◆ **What the exercise asks**: Copy all of the records below verbatim.
— Begin Raw data —
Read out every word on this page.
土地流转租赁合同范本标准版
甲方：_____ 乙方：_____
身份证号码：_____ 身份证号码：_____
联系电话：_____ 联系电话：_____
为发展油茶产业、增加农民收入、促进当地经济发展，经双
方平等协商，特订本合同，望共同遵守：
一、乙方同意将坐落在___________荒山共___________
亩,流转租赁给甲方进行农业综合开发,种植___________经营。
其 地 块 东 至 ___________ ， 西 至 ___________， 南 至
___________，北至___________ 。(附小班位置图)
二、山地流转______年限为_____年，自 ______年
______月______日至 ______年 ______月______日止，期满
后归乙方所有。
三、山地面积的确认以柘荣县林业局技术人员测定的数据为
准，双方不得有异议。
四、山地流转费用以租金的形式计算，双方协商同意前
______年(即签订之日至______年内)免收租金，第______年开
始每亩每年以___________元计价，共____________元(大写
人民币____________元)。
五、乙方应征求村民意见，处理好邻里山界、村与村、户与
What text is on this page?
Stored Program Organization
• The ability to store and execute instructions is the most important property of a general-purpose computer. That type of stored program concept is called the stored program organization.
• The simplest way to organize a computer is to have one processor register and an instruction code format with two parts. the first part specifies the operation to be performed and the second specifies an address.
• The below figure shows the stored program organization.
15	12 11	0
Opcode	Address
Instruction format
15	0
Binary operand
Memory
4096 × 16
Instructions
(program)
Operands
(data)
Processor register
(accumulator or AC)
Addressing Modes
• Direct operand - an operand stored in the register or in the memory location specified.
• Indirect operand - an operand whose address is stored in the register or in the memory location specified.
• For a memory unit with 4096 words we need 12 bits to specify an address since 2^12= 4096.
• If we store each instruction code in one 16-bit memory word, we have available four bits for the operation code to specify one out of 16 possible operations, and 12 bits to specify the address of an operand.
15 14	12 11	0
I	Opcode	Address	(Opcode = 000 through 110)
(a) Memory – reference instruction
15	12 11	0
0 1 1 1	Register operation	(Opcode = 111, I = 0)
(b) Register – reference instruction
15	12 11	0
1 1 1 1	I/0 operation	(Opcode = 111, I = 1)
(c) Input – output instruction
— End Raw data —
◆ **Result of the task**:
Read out every word on this page.
土地流转租赁合同范本标准版
甲方：_____ 乙方：_____
身份证号码：_____ 身份证号码：_____
联系电话：_____ 联系电话：_____
为发展油茶产业、增加农民收入、促进当地经济发展，经双
方平等协商，特订本合同，望共同遵守：
一、乙方同意将坐落在___________荒山共___________
亩,流转租赁给甲方进行农业综合开发,种植___________经营。
其 地 块 东 至 ___________ ， 西 至 ___________， 南 至
___________，北至___________ 。(附小班位置图)
二、山地流转______年限为_____年，自 ______年
______月______日至 ______年 ______月______日止，期满
后归乙方所有。
三、山地面积的确认以柘荣县林业局技术人员测定的数据为
准，双方不得有异议。
四、山地流转费用以租金的形式计算，双方协商同意前
______年(即签订之日至______年内)免收租金，第______年开
始每亩每年以___________元计价，共____________元(大写
人民币____________元)。
五、乙方应征求村民意见，处理好邻里山界、村与村、户与
What text is on this page?
Stored Program Organization
• The ability to store and execute instructions is the most important property of a general-purpose computer. That type of stored program concept is called the stored program organization.
• The simplest way to organize a computer is to have one processor register and an instruction code format with two parts. the first part specifies the operation to be performed and the second specifies an address.
• The below figure shows the stored program organization.
15	12 11	0
Opcode	Address
Instruction format
15	0
Binary operand
Memory
4096 × 16
Instructions
(program)
Operands
(data)
Processor register
(accumulator or AC)
Addressing Modes
• Direct operand - an operand stored in the register or in the memory location specified.
• Indirect operand - an operand whose address is stored in the register or in the memory location specified.
• For a memory unit with 4096 words we need 12 bits to specify an address since 2^12= 4096.
• If we store each instruction code in one 16-bit memory word, we have available four bits for the operation code to specify one out of 16 possible operations, and 12 bits to specify the address of an operand.
15 14	12 11	0
I	Opcode	Address	(Opcode = 000 through 110)
(a) Memory – reference instruction
15	12 11	0
0 1 1 1	Register operation	(Opcode = 111, I = 0)
(b) Register – reference instruction
15	12 11	0
1 1 1 1	I/0 operation	(Opcode = 111, I = 1)
(c) Input – output instruction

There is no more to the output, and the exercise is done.